Figure collection entries:
▼

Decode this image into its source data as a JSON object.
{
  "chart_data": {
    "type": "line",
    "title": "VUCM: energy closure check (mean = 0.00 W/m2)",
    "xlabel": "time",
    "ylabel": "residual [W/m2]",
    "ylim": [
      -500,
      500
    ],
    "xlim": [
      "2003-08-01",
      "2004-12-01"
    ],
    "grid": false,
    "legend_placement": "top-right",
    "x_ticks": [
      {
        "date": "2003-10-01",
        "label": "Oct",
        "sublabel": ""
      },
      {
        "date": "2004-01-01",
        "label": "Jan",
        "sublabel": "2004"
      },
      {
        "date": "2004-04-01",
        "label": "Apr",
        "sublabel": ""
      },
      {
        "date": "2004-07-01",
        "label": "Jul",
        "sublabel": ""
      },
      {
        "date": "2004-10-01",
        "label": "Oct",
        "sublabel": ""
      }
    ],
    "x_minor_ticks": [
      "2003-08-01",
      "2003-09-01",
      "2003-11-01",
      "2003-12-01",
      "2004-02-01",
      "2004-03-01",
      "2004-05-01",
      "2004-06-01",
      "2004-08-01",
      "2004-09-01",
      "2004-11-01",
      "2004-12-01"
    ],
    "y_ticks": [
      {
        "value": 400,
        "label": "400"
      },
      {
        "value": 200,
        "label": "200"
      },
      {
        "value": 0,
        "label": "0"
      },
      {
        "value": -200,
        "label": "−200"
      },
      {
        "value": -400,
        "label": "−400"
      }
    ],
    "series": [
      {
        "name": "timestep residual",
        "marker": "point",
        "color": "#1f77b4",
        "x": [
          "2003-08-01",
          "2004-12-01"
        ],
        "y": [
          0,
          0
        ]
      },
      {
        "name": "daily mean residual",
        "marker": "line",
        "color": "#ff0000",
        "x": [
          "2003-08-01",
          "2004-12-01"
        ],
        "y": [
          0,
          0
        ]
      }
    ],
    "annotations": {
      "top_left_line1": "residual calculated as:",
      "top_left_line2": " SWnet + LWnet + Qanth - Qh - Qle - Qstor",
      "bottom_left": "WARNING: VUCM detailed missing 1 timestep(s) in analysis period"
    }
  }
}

▲

CHALLENGE:
Recopy the entries above exactly, with every line included.

OUTPUT OF THE EXERCISE:
Decode this image into its source data as a JSON object.
{
  "chart_data": {
    "type": "line",
    "title": "VUCM: energy closure check (mean = 0.00 W/m2)",
    "xlabel": "time",
    "ylabel": "residual [W/m2]",
    "ylim": [
      -500,
      500
    ],
    "xlim": [
      "2003-08-01",
      "2004-12-01"
    ],
    "grid": false,
    "legend_placement": "top-right",
    "x_ticks": [
      {
        "date": "2003-10-01",
        "label": "Oct",
        "sublabel": ""
      },
      {
        "date": "2004-01-01",
        "label": "Jan",
        "sublabel": "2004"
      },
      {
        "date": "2004-04-01",
        "label": "Apr",
        "sublabel": ""
      },
      {
        "date": "2004-07-01",
        "label": "Jul",
        "sublabel": ""
      },
      {
        "date": "2004-10-01",
        "label": "Oct",
        "sublabel": ""
      }
    ],
    "x_minor_ticks": [
      "2003-08-01",
      "2003-09-01",
      "2003-11-01",
      "2003-12-01",
      "2004-02-01",
      "2004-03-01",
      "2004-05-01",
      "2004-06-01",
      "2004-08-01",
      "2004-09-01",
      "2004-11-01",
      "2004-12-01"
    ],
    "y_ticks": [
      {
        "value": 400,
        "label": "400"
      },
      {
        "value": 200,
        "label": "200"
      },
      {
        "value": 0,
        "label": "0"
      },
      {
        "value": -200,
        "label": "−200"
      },
      {
        "value": -400,
        "label": "−400"
      }
    ],
    "series": [
      {
        "name": "timestep residual",
        "marker": "point",
        "color": "#1f77b4",
        "x": [
          "2003-08-01",
          "2004-12-01"
        ],
        "y": [
          0,
          0
        ]
      },
      {
        "name": "daily mean residual",
        "marker": "line",
        "color": "#ff0000",
        "x": [
          "2003-08-01",
          "2004-12-01"
        ],
        "y": [
          0,
          0
        ]
      }
    ],
    "annotations": {
      "top_left_line1": "residual calculated as:",
      "top_left_line2": " SWnet + LWnet + Qanth - Qh - Qle - Qstor",
      "bottom_left": "WARNING: VUCM detailed missing 1 timestep(s) in analysis period"
    }
  }
}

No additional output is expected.